= DATA SHOWN =

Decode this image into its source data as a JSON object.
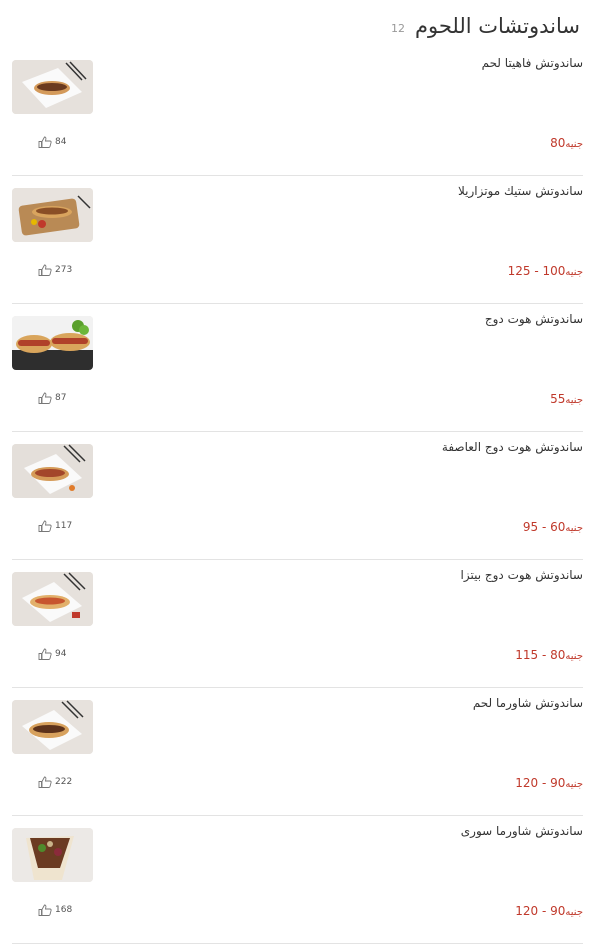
{
  "section": {
    "title": "ساندوتشات اللحوم",
    "count": "12"
  },
  "currency": "جنيه",
  "colors": {
    "price": "#c0392b",
    "text": "#333333",
    "divider": "#e3e3e3"
  },
  "items": [
    {
      "name": "ساندوتش فاهيتا لحم",
      "price": "80",
      "likes": "84",
      "image_icon": "fajita-sandwich-photo"
    },
    {
      "name": "ساندوتش ستيك موتزاريلا",
      "price": "100 - 125",
      "likes": "273",
      "image_icon": "steak-mozzarella-photo"
    },
    {
      "name": "ساندوتش هوت دوج",
      "price": "55",
      "likes": "87",
      "image_icon": "hotdog-photo"
    },
    {
      "name": "ساندوتش هوت دوج العاصفة",
      "price": "60 - 95",
      "likes": "117",
      "image_icon": "storm-hotdog-photo"
    },
    {
      "name": "ساندوتش هوت دوج بيتزا",
      "price": "80 - 115",
      "likes": "94",
      "image_icon": "pizza-hotdog-photo"
    },
    {
      "name": "ساندوتش شاورما لحم",
      "price": "90 - 120",
      "likes": "222",
      "image_icon": "beef-shawarma-photo"
    },
    {
      "name": "ساندوتش شاورما سورى",
      "price": "90 - 120",
      "likes": "168",
      "image_icon": "syrian-shawarma-photo"
    }
  ]
}
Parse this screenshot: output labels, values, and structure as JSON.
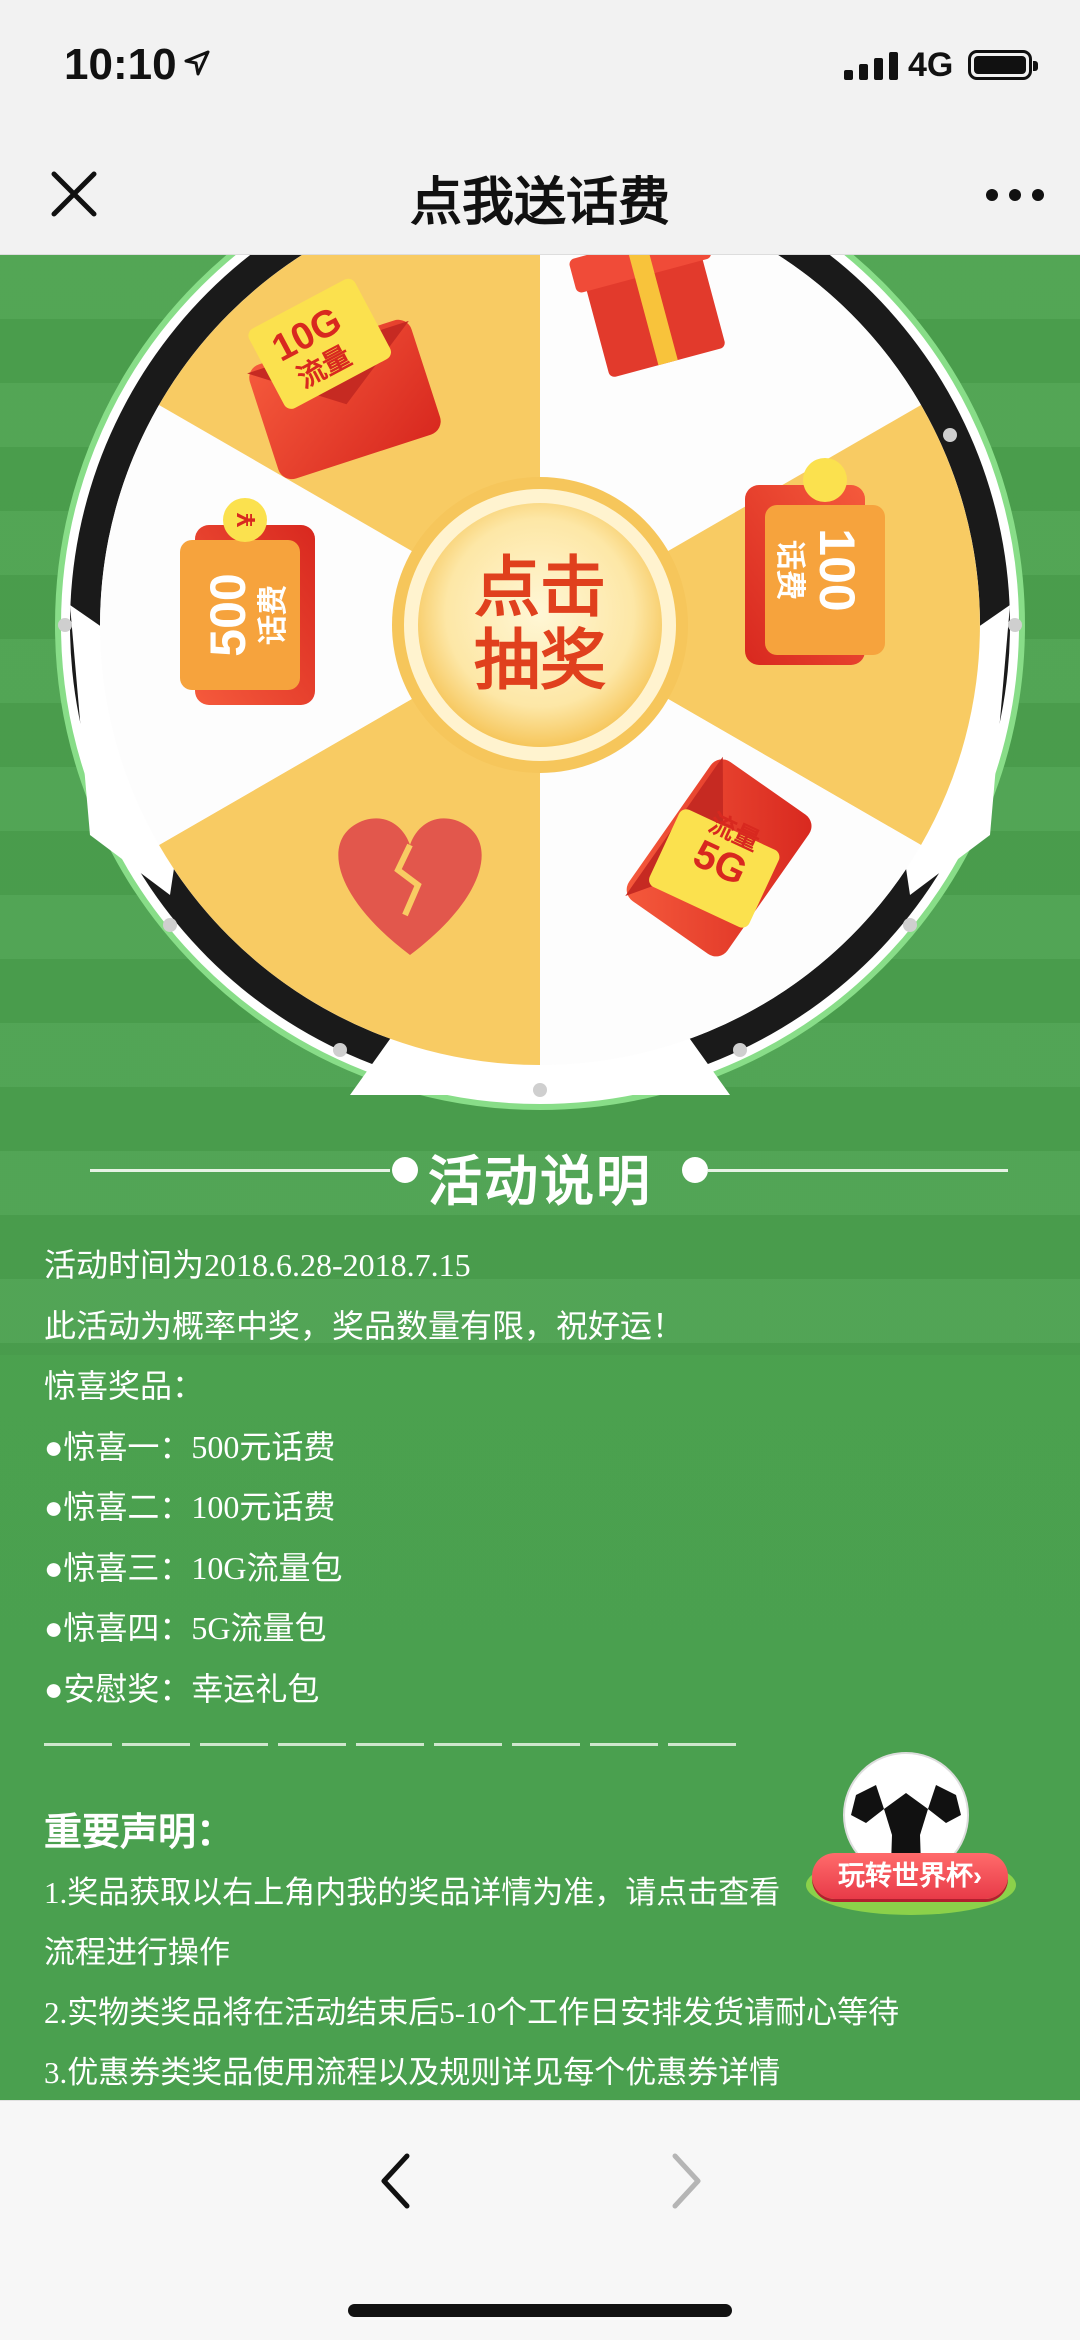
{
  "status_bar": {
    "time": "10:10",
    "network": "4G"
  },
  "header": {
    "title": "点我送话费"
  },
  "wheel": {
    "center_label_line1": "点击",
    "center_label_line2": "抽奖",
    "prizes": [
      {
        "line1": "10G",
        "line2": "流量"
      },
      {
        "line1": "100",
        "line2": "话费"
      },
      {
        "line1": "5G",
        "line2": "流量"
      },
      {
        "line1": "500",
        "line2": "话费"
      },
      {
        "line1": "¥",
        "line2": ""
      }
    ],
    "colors": {
      "yellow": "#f8cb63",
      "white": "#fdfdfd",
      "red": "#e63b2e",
      "orange": "#f6a33d"
    }
  },
  "section": {
    "title": "活动说明"
  },
  "rules": [
    "活动时间为2018.6.28-2018.7.15",
    "此活动为概率中奖，奖品数量有限，祝好运！",
    "惊喜奖品：",
    "●惊喜一：500元话费",
    "●惊喜二：100元话费",
    "●惊喜三：10G流量包",
    "●惊喜四：5G流量包",
    "●安慰奖：幸运礼包"
  ],
  "notice": {
    "heading": "重要声明：",
    "items": [
      "1.奖品获取以右上角内我的奖品详情为准，请点击查看",
      "流程进行操作",
      "2.实物类奖品将在活动结束后5-10个工作日安排发货请耐心等待",
      "3.优惠券类奖品使用流程以及规则详见每个优惠券详情"
    ]
  },
  "worldcup_badge": {
    "label": "玩转世界杯›"
  },
  "colors": {
    "background_green": "#4ca24e",
    "badge_red": "#e83a48"
  }
}
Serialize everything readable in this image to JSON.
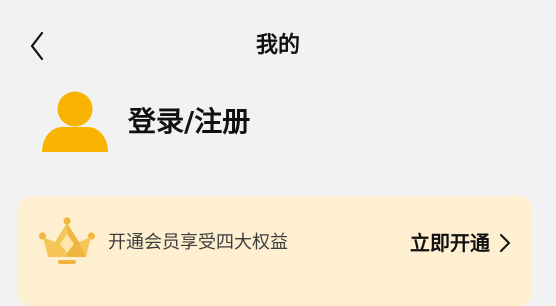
{
  "header": {
    "title": "我的",
    "back_icon": "chevron-left-icon"
  },
  "profile": {
    "avatar_icon": "default-user-avatar-icon",
    "login_label": "登录/注册",
    "avatar_color": "#F8B400"
  },
  "vip_card": {
    "icon": "crown-icon",
    "promo_text": "开通会员享受四大权益",
    "action_label": "立即开通",
    "action_icon": "chevron-right-icon",
    "background_color": "#FDEFD0"
  },
  "colors": {
    "page_background": "#F2F2F2",
    "primary_text": "#111111",
    "accent": "#F8B400"
  }
}
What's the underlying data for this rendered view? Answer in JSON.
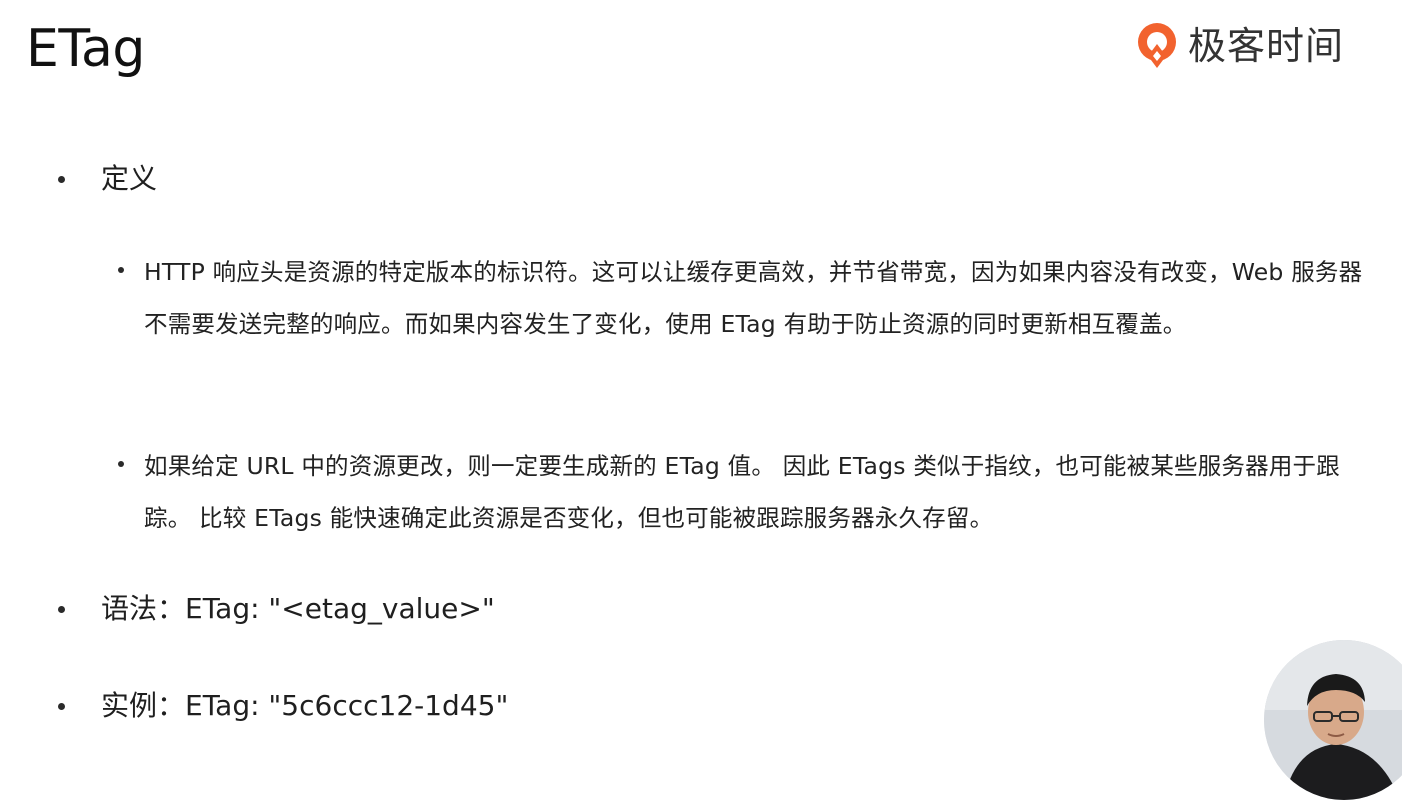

= STATED GOAL =
Word for word, quote the full listing, omitting every picture.

= FINISHED TASK =
Decode this image into its source data as a JSON object.
{
  "section": {
    "title": "ساندوتشات اللحوم",
    "count": "12"
  },
  "currency": "جنيه",
  "colors": {
    "price": "#c0392b",
    "text": "#333333",
    "divider": "#e3e3e3"
  },
  "items": [
    {
      "name": "ساندوتش فاهيتا لحم",
      "price": "80",
      "likes": "84",
      "image_icon": "fajita-sandwich-photo"
    },
    {
      "name": "ساندوتش ستيك موتزاريلا",
      "price": "100 - 125",
      "likes": "273",
      "image_icon": "steak-mozzarella-photo"
    },
    {
      "name": "ساندوتش هوت دوج",
      "price": "55",
      "likes": "87",
      "image_icon": "hotdog-photo"
    },
    {
      "name": "ساندوتش هوت دوج العاصفة",
      "price": "60 - 95",
      "likes": "117",
      "image_icon": "storm-hotdog-photo"
    },
    {
      "name": "ساندوتش هوت دوج بيتزا",
      "price": "80 - 115",
      "likes": "94",
      "image_icon": "pizza-hotdog-photo"
    },
    {
      "name": "ساندوتش شاورما لحم",
      "price": "90 - 120",
      "likes": "222",
      "image_icon": "beef-shawarma-photo"
    },
    {
      "name": "ساندوتش شاورما سورى",
      "price": "90 - 120",
      "likes": "168",
      "image_icon": "syrian-shawarma-photo"
    }
  ]
}
Parse this screenshot: output labels, values, and structure as JSON.
{
  "status_bar": {
    "time": "10:10",
    "network": "4G"
  },
  "header": {
    "title": "点我送话费"
  },
  "wheel": {
    "center_label_line1": "点击",
    "center_label_line2": "抽奖",
    "prizes": [
      {
        "line1": "10G",
        "line2": "流量"
      },
      {
        "line1": "100",
        "line2": "话费"
      },
      {
        "line1": "5G",
        "line2": "流量"
      },
      {
        "line1": "500",
        "line2": "话费"
      },
      {
        "line1": "¥",
        "line2": ""
      }
    ],
    "colors": {
      "yellow": "#f8cb63",
      "white": "#fdfdfd",
      "red": "#e63b2e",
      "orange": "#f6a33d"
    }
  },
  "section": {
    "title": "活动说明"
  },
  "rules": [
    "活动时间为2018.6.28-2018.7.15",
    "此活动为概率中奖，奖品数量有限，祝好运！",
    "惊喜奖品：",
    "●惊喜一：500元话费",
    "●惊喜二：100元话费",
    "●惊喜三：10G流量包",
    "●惊喜四：5G流量包",
    "●安慰奖：幸运礼包"
  ],
  "notice": {
    "heading": "重要声明：",
    "items": [
      "1.奖品获取以右上角内我的奖品详情为准，请点击查看",
      "流程进行操作",
      "2.实物类奖品将在活动结束后5-10个工作日安排发货请耐心等待",
      "3.优惠券类奖品使用流程以及规则详见每个优惠券详情"
    ]
  },
  "worldcup_badge": {
    "label": "玩转世界杯›"
  },
  "colors": {
    "background_green": "#4ca24e",
    "badge_red": "#e83a48"
  }
}
Serialize everything readable in this image to JSON.
{
  "header": {
    "title": "我的",
    "back_icon": "chevron-left-icon"
  },
  "profile": {
    "avatar_icon": "default-user-avatar-icon",
    "login_label": "登录/注册",
    "avatar_color": "#F8B400"
  },
  "vip_card": {
    "icon": "crown-icon",
    "promo_text": "开通会员享受四大权益",
    "action_label": "立即开通",
    "action_icon": "chevron-right-icon",
    "background_color": "#FDEFD0"
  },
  "colors": {
    "page_background": "#F2F2F2",
    "primary_text": "#111111",
    "accent": "#F8B400"
  }
}
What's the underlying data for this rendered view? Answer in JSON.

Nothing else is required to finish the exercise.